Filter the lines below, copying only those with the string "highest".

══════════

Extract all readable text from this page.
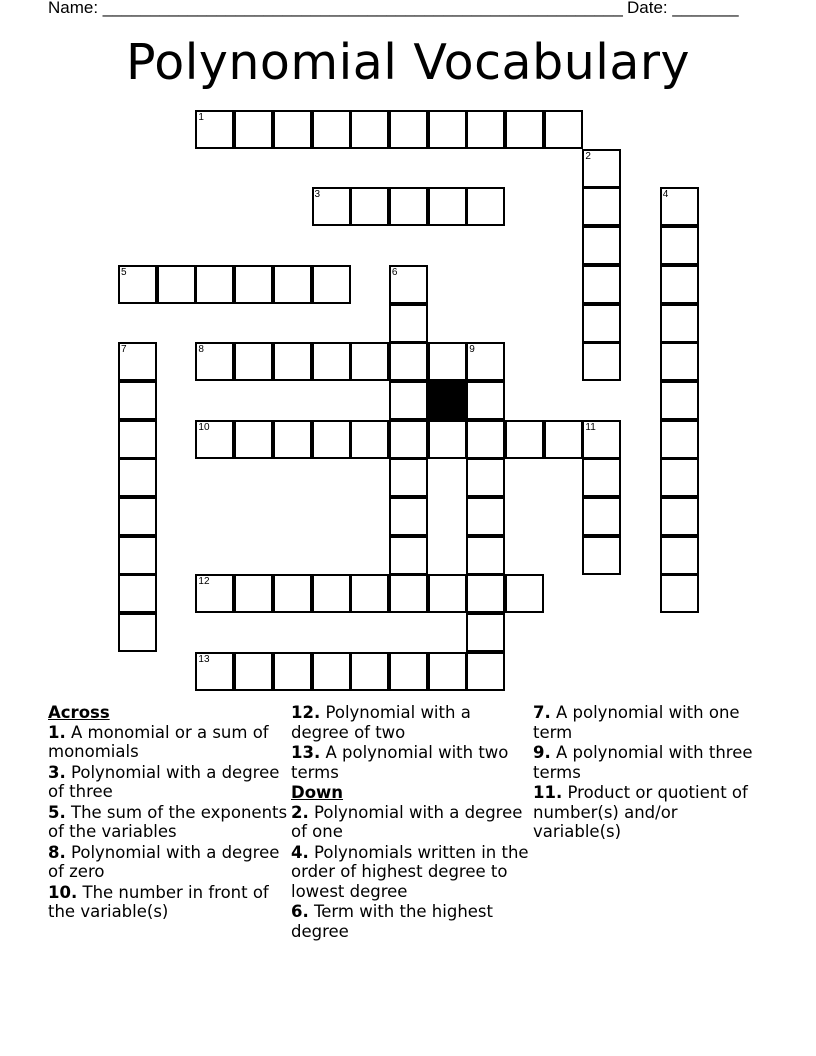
Name: _______________________________________________________ Date: _______
Polynomial Vocabulary
1
2
3	4
5	6
7	8	9
10	11
12
13
Across
1. A monomial or a sum of monomials
3. Polynomial with a degree of three
5. The sum of the exponents of the variables
8. Polynomial with a degree of zero
10. The number in front of the variable(s)
12. Polynomial with a degree of two
13. A polynomial with two terms
Down
2. Polynomial with a degree of one
4. Polynomials written in the order of highest degree to lowest degree
6. Term with the highest degree
7. A polynomial with one term
9. A polynomial with three terms
11. Product or quotient of number(s) and/or variable(s)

══════════

EXERCISE RESULT =>
4. Polynomials written in the order of highest degree to lowest degree
6. Term with the highest degree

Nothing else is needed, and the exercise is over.